(SET EXERCISE): Restate, word for word, all of the material shown below.

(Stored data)
════════
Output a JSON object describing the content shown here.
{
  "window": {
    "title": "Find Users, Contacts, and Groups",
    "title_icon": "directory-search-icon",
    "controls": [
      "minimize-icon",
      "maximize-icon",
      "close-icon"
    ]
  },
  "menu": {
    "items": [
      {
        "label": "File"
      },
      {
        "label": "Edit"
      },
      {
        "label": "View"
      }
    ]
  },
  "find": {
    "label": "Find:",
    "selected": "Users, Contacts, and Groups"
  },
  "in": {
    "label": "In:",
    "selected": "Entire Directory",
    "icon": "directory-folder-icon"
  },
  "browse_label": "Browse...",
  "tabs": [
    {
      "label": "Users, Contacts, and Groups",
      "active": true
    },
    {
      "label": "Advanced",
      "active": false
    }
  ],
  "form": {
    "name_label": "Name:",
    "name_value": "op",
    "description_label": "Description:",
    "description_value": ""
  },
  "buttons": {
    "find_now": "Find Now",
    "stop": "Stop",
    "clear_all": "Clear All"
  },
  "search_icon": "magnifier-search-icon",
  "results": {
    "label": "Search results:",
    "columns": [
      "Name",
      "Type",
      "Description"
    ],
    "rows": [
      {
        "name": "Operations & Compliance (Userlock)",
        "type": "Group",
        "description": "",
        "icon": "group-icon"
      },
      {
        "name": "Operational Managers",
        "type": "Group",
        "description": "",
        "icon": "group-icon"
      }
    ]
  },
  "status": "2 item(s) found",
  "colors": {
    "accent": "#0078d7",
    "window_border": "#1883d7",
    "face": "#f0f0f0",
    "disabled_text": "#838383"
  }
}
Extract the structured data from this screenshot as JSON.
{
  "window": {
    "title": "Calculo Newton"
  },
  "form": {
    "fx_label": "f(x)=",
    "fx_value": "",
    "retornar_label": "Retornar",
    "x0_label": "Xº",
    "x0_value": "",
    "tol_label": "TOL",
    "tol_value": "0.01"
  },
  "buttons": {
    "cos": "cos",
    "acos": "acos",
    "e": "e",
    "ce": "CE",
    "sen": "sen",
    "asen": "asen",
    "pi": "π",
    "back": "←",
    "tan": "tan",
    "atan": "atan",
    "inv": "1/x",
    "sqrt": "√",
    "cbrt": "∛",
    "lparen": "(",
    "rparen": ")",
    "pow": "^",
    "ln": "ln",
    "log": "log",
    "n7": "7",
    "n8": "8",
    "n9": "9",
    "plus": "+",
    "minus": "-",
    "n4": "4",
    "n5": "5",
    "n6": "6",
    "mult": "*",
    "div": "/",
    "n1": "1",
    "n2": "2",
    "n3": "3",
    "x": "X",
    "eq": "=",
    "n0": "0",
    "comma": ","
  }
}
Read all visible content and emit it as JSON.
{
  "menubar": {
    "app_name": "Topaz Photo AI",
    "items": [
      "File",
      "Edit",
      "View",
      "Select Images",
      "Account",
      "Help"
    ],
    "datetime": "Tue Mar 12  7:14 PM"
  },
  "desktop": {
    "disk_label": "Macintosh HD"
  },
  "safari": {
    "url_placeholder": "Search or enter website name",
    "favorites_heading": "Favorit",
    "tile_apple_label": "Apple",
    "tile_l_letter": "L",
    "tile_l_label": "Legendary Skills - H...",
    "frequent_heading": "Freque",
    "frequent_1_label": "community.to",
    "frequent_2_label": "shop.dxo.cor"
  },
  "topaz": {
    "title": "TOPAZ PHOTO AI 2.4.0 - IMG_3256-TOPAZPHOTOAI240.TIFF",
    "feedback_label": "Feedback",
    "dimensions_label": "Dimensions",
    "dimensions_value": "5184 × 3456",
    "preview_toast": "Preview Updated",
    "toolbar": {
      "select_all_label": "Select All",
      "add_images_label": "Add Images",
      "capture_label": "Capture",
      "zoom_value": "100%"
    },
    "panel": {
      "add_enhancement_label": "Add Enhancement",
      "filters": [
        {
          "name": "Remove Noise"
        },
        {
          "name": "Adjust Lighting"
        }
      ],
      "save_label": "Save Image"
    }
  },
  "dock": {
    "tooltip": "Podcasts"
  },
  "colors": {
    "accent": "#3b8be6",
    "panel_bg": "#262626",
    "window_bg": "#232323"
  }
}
════════
(RESPONSE):
Output a JSON object describing the content shown here.
{
  "window": {
    "title": "Find Users, Contacts, and Groups",
    "title_icon": "directory-search-icon",
    "controls": [
      "minimize-icon",
      "maximize-icon",
      "close-icon"
    ]
  },
  "menu": {
    "items": [
      {
        "label": "File"
      },
      {
        "label": "Edit"
      },
      {
        "label": "View"
      }
    ]
  },
  "find": {
    "label": "Find:",
    "selected": "Users, Contacts, and Groups"
  },
  "in": {
    "label": "In:",
    "selected": "Entire Directory",
    "icon": "directory-folder-icon"
  },
  "browse_label": "Browse...",
  "tabs": [
    {
      "label": "Users, Contacts, and Groups",
      "active": true
    },
    {
      "label": "Advanced",
      "active": false
    }
  ],
  "form": {
    "name_label": "Name:",
    "name_value": "op",
    "description_label": "Description:",
    "description_value": ""
  },
  "buttons": {
    "find_now": "Find Now",
    "stop": "Stop",
    "clear_all": "Clear All"
  },
  "search_icon": "magnifier-search-icon",
  "results": {
    "label": "Search results:",
    "columns": [
      "Name",
      "Type",
      "Description"
    ],
    "rows": [
      {
        "name": "Operations & Compliance (Userlock)",
        "type": "Group",
        "description": "",
        "icon": "group-icon"
      },
      {
        "name": "Operational Managers",
        "type": "Group",
        "description": "",
        "icon": "group-icon"
      }
    ]
  },
  "status": "2 item(s) found",
  "colors": {
    "accent": "#0078d7",
    "window_border": "#1883d7",
    "face": "#f0f0f0",
    "disabled_text": "#838383"
  }
}
Extract the structured data from this screenshot as JSON.
{
  "window": {
    "title": "Calculo Newton"
  },
  "form": {
    "fx_label": "f(x)=",
    "fx_value": "",
    "retornar_label": "Retornar",
    "x0_label": "Xº",
    "x0_value": "",
    "tol_label": "TOL",
    "tol_value": "0.01"
  },
  "buttons": {
    "cos": "cos",
    "acos": "acos",
    "e": "e",
    "ce": "CE",
    "sen": "sen",
    "asen": "asen",
    "pi": "π",
    "back": "←",
    "tan": "tan",
    "atan": "atan",
    "inv": "1/x",
    "sqrt": "√",
    "cbrt": "∛",
    "lparen": "(",
    "rparen": ")",
    "pow": "^",
    "ln": "ln",
    "log": "log",
    "n7": "7",
    "n8": "8",
    "n9": "9",
    "plus": "+",
    "minus": "-",
    "n4": "4",
    "n5": "5",
    "n6": "6",
    "mult": "*",
    "div": "/",
    "n1": "1",
    "n2": "2",
    "n3": "3",
    "x": "X",
    "eq": "=",
    "n0": "0",
    "comma": ","
  }
}
Read all visible content and emit it as JSON.
{
  "menubar": {
    "app_name": "Topaz Photo AI",
    "items": [
      "File",
      "Edit",
      "View",
      "Select Images",
      "Account",
      "Help"
    ],
    "datetime": "Tue Mar 12  7:14 PM"
  },
  "desktop": {
    "disk_label": "Macintosh HD"
  },
  "safari": {
    "url_placeholder": "Search or enter website name",
    "favorites_heading": "Favorit",
    "tile_apple_label": "Apple",
    "tile_l_letter": "L",
    "tile_l_label": "Legendary Skills - H...",
    "frequent_heading": "Freque",
    "frequent_1_label": "community.to",
    "frequent_2_label": "shop.dxo.cor"
  },
  "topaz": {
    "title": "TOPAZ PHOTO AI 2.4.0 - IMG_3256-TOPAZPHOTOAI240.TIFF",
    "feedback_label": "Feedback",
    "dimensions_label": "Dimensions",
    "dimensions_value": "5184 × 3456",
    "preview_toast": "Preview Updated",
    "toolbar": {
      "select_all_label": "Select All",
      "add_images_label": "Add Images",
      "capture_label": "Capture",
      "zoom_value": "100%"
    },
    "panel": {
      "add_enhancement_label": "Add Enhancement",
      "filters": [
        {
          "name": "Remove Noise"
        },
        {
          "name": "Adjust Lighting"
        }
      ],
      "save_label": "Save Image"
    }
  },
  "dock": {
    "tooltip": "Podcasts"
  },
  "colors": {
    "accent": "#3b8be6",
    "panel_bg": "#262626",
    "window_bg": "#232323"
  }
}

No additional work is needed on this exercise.